* [AIM OF THE EXERCISE]: Report each line of the data that has "Search" somewhere in it.

* [TASK INPUT]:
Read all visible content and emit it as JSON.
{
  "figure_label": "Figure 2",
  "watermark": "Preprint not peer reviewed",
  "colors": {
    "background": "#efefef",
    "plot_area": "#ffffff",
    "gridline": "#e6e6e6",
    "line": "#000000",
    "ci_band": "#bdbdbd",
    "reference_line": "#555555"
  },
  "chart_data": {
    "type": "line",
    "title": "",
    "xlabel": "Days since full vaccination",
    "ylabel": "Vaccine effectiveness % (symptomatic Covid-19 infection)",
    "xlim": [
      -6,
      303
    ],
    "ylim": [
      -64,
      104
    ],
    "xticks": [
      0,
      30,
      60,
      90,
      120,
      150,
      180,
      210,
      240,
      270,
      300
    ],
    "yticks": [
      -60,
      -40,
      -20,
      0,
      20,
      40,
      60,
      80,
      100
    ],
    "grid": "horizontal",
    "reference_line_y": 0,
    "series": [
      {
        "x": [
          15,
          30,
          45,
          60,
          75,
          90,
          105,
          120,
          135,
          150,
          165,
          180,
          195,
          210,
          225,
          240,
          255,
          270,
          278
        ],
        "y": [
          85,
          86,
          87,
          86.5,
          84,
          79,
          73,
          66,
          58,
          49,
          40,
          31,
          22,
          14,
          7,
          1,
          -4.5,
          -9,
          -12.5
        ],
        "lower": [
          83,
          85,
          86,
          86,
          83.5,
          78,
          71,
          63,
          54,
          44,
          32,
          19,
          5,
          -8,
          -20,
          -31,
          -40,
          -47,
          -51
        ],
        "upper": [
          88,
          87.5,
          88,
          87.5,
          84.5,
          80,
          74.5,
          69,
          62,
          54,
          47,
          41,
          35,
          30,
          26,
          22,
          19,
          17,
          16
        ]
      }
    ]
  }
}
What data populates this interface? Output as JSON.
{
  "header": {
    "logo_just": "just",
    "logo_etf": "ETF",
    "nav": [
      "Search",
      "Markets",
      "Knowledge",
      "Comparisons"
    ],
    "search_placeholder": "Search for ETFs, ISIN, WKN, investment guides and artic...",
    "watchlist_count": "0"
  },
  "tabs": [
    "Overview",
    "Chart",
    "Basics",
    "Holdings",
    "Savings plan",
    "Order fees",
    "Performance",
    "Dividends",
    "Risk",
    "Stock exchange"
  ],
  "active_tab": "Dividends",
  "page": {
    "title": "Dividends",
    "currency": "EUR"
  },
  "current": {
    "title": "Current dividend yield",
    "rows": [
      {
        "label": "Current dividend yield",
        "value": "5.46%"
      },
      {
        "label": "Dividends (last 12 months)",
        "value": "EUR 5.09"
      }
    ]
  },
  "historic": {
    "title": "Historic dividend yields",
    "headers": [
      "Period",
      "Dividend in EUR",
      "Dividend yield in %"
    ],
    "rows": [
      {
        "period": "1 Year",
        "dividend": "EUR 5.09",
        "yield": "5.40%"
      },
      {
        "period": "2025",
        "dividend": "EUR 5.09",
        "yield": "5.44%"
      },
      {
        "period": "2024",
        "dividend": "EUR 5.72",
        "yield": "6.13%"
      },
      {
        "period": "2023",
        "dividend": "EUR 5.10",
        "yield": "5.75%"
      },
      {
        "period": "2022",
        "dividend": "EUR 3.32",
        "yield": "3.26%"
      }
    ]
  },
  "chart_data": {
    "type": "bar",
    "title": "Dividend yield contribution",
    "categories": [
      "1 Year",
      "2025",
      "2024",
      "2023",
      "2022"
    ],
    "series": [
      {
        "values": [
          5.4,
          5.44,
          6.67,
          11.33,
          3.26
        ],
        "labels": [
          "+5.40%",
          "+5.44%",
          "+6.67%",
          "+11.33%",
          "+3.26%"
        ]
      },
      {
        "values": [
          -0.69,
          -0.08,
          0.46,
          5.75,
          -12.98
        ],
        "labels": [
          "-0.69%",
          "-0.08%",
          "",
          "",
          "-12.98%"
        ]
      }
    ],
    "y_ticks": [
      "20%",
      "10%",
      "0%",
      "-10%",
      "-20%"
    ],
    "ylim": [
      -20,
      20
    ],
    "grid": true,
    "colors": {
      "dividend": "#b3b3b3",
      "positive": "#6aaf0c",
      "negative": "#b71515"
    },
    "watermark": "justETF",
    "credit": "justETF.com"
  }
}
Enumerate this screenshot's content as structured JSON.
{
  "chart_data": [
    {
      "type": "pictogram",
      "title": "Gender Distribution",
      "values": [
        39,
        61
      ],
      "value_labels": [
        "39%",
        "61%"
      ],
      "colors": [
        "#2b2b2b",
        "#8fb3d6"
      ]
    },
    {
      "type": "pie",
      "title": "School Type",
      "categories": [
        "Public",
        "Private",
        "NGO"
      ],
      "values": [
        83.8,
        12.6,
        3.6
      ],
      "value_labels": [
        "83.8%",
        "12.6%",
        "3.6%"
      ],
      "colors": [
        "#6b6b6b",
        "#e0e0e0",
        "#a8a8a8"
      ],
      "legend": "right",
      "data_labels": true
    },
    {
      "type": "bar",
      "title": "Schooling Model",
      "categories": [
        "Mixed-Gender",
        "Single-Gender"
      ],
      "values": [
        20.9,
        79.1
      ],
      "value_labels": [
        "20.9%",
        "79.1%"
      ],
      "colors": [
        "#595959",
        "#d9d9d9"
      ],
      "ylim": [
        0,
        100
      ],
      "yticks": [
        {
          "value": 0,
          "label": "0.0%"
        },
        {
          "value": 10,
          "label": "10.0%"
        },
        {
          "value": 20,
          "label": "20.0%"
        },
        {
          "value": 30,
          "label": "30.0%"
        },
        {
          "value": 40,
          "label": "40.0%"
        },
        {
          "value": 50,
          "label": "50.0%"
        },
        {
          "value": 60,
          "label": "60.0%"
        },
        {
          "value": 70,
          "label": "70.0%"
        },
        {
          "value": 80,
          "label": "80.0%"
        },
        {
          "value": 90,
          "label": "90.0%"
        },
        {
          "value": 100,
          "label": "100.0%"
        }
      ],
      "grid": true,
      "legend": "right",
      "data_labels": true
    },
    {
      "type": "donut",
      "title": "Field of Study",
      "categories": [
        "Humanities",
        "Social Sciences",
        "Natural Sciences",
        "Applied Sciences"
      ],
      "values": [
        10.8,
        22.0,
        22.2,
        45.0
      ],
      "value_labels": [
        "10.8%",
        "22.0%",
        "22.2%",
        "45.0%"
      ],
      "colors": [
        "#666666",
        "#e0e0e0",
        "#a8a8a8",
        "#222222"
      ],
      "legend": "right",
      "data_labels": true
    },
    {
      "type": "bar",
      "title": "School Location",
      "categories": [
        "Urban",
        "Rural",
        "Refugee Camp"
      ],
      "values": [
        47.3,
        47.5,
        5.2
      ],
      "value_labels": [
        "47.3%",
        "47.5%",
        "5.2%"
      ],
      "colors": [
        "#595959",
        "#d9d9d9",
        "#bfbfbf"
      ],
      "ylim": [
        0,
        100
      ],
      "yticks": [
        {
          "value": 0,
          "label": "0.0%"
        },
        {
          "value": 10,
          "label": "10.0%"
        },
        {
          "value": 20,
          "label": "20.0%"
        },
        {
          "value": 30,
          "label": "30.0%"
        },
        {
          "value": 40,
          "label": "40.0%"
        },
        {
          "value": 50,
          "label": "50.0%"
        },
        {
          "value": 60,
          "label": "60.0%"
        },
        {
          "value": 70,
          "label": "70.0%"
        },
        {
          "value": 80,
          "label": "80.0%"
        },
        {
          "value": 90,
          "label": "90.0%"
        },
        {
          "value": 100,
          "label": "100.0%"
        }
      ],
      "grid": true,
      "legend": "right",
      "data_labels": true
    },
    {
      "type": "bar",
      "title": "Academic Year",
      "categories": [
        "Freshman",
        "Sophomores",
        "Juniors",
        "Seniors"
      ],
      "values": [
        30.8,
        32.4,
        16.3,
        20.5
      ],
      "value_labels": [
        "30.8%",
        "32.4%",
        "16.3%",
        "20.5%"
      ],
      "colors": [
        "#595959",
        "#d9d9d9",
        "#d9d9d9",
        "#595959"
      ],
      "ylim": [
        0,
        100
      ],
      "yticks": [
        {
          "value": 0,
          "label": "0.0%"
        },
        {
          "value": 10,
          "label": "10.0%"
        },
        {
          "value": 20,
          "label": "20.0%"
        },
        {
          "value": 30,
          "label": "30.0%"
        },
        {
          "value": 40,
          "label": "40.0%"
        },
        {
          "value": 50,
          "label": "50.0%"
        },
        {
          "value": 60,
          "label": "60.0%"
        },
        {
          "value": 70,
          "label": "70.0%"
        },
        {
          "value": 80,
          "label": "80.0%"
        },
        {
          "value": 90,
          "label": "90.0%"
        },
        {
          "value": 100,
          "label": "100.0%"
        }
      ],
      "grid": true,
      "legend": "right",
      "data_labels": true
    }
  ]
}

* [FULL ANSWER]:
      "Search",
    "search_placeholder": "Search for ETFs, ISIN, WKN, investment guides and artic...",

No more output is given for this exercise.